R E V D B

Loading

In this post I’d like to talk about testing Terraform. It will be about general principles, methodology, and give practical examples of tools and workflows that we actually use for our database solutions.

I wrote before about great potential of Infrastructure as Code principles for databases. I truly believe the industry will develop in this direction, there is simply no alternative. Of course, assuming predictions of high amount of data and high count of database instances are true.

Now, if we represent infrastructure in code and we know that high quality reliable code needs to be tested, how do we test Terraform?

Role of Terraform in Infrastructure provisioning

Before we delve into testing Terraform weeds, let’s define Terraform role in the provisioning process.

I find it natural to split the provisioning process into three layers. These layers are different in what function they perform, tools they use, and work with different time intervals. I hope it’s not too confusing, let me explain on an example.

Let’s take some service. It can be web application, or bastion host, but as long as we are the database company, let it be MySQL database. What do we need to fully provision it?

1. Capacity where we run MySQL

It used to a a physical server. In the cloud era it is some cloud resource. For a traditional cluster we would need two EC2 instance for a master and replica. The EC2 instances we create for a relatively long time, order of days. We will re-create the instances only if either they die or we change something significant about them like OS version, kernel, or alike. We use Terraform to create the EC2 instances.

2. Provision OS environment

After EC2 instance are up and running we need to configure system level environment on the instances. For example, we need to tune OS itself, install necessary package, install configuration files, start necessary services. This kind of provisioning happens more often. For example, to install MySQL packages, Percona Toolkit, Backup software etc. Or if we need to apply security patches on libraries. Or install new versions of configs or tools that we will use in the next layer of provisioning. We do not want to rotate our MySQL fleet to install a new version of a backup tool, do we? That’s why it is a job for Chef or Puppet.

* * * * * * *

### The exercise
Continue the post on testing Terraform from the point where it stops, picking up after its last sentence.

* * * * * * *

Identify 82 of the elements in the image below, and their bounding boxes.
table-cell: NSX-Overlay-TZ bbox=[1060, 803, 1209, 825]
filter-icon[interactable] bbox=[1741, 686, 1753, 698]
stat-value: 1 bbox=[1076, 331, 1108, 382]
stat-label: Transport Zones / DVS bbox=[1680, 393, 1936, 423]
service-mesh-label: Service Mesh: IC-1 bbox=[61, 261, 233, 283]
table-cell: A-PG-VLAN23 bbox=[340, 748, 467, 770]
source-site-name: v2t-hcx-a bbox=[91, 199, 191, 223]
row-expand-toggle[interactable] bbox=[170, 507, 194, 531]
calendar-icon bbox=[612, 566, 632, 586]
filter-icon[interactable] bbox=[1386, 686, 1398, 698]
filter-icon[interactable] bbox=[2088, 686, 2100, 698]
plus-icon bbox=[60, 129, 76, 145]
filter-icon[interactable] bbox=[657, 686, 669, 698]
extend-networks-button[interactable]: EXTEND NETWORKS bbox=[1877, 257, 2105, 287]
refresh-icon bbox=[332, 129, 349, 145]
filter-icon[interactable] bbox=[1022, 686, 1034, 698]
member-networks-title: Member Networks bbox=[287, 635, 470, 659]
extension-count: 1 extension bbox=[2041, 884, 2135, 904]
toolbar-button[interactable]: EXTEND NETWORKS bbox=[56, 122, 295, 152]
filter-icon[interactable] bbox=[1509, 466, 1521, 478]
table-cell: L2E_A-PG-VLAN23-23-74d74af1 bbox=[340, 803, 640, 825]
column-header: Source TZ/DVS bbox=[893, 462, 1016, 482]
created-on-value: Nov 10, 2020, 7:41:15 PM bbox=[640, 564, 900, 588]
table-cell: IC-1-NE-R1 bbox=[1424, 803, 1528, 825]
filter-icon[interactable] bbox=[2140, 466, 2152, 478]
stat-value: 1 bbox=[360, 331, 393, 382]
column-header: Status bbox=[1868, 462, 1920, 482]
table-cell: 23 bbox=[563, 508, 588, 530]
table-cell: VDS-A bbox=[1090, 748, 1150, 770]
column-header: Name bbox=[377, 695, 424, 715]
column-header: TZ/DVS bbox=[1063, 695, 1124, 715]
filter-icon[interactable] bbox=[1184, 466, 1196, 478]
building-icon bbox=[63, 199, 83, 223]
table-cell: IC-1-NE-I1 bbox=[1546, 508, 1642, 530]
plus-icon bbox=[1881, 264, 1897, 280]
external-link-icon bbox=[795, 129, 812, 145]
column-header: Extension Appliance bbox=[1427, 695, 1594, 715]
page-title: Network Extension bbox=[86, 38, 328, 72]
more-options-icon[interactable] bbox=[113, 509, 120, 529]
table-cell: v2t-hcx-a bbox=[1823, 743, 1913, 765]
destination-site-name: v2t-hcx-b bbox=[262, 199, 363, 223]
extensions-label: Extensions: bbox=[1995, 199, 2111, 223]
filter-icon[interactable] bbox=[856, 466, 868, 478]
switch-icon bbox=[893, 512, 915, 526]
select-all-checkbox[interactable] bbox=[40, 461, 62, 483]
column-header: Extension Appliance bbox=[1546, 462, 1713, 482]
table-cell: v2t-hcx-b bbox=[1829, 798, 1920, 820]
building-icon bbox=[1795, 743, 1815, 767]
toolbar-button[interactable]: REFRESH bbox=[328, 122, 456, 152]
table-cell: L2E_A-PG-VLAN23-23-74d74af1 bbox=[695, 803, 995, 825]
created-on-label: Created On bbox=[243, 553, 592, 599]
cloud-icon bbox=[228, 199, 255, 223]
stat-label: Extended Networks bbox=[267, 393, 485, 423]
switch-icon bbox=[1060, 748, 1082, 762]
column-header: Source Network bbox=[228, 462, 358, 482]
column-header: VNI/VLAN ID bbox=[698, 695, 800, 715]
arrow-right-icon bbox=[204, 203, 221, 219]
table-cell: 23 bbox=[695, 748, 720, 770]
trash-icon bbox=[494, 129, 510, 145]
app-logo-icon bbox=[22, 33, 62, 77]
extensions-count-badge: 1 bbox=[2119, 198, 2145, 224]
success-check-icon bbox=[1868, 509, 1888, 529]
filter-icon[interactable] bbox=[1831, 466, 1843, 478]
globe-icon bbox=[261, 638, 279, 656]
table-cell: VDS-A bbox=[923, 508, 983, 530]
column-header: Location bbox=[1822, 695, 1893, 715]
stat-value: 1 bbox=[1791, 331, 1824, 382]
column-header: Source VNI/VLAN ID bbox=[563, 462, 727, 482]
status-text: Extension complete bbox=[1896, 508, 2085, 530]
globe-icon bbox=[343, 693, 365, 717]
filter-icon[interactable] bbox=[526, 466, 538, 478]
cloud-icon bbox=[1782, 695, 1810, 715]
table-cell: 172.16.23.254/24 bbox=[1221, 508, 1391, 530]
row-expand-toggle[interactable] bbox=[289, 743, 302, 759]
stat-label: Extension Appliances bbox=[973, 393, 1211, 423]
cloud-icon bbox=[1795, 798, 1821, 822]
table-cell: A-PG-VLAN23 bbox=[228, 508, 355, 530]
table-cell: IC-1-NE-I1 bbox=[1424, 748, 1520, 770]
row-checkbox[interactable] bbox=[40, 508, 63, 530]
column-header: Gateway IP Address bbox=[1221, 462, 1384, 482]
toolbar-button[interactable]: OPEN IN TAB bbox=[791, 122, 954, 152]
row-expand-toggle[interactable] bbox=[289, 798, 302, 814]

* * * * * * *

### Answer to this problem
3. Dynamic provisioning

This is the layer where we configure MySQL replication, this layer will assign roles – whether a server is going to be a master or replica and change the roles when the master fails. We cannot delegate this to Chef, it’s too slow. This layer of provisioning is usually done by an orchestra of different tools and services. For example, Orchestrator, ProxySQL. On top of that we developed RevDB provisioning tool that is responsible for cluster locks, updating service discovery, backups and checksumming reconfiguration. That’s a topic for another post, for now let’s just say it’s a Python software.

Now, the scope of this post is the very first layer of provisioning that is done by Terraform.

Testing Terraform Methodology

There is an excellent talk from Alex Martelli where he explains layers in context of Python. The layered testing principles apply to any language though.

How does it work for Terraform?

A good IDE helps you with most basic language syntax checks, maybe a little bit of linting. This is your first line of defense.

Next layer is linting in general sense. Useful tools would be tflint, terraform validate.

Next layer is unit testing. In theory a unit test works like this. A unit (Python function) has access to some computer resources (CPU, memory, disk), performs some actions (multiply numbers, transforms a string, whatever the Python function does) and then the unit test compares expected and actual result. When the unit test doesn’t have access to a resource (for example, external API, database, DNS etc) then it mocks out the resource. So, it checks that API call was made and was made with correct parameters. If so, the unit test assumes success. See, the unit test delegates testing of the actual API call either to another code or to higher level tests like integration tests.

Terraform could follow this model, but the matter is Terraform almost doesn’t do computation work, it mostly creates resources, modifies them, destroys. So if Terraform followed this model a unit test would consist only of mocks. Practically speaking there would be little help from this king of tests.

So, Terraform tests skip this layer and step into integration tests realm.

The Terraform test creates a real resource, then validates it. That’s an important difference from Python testing.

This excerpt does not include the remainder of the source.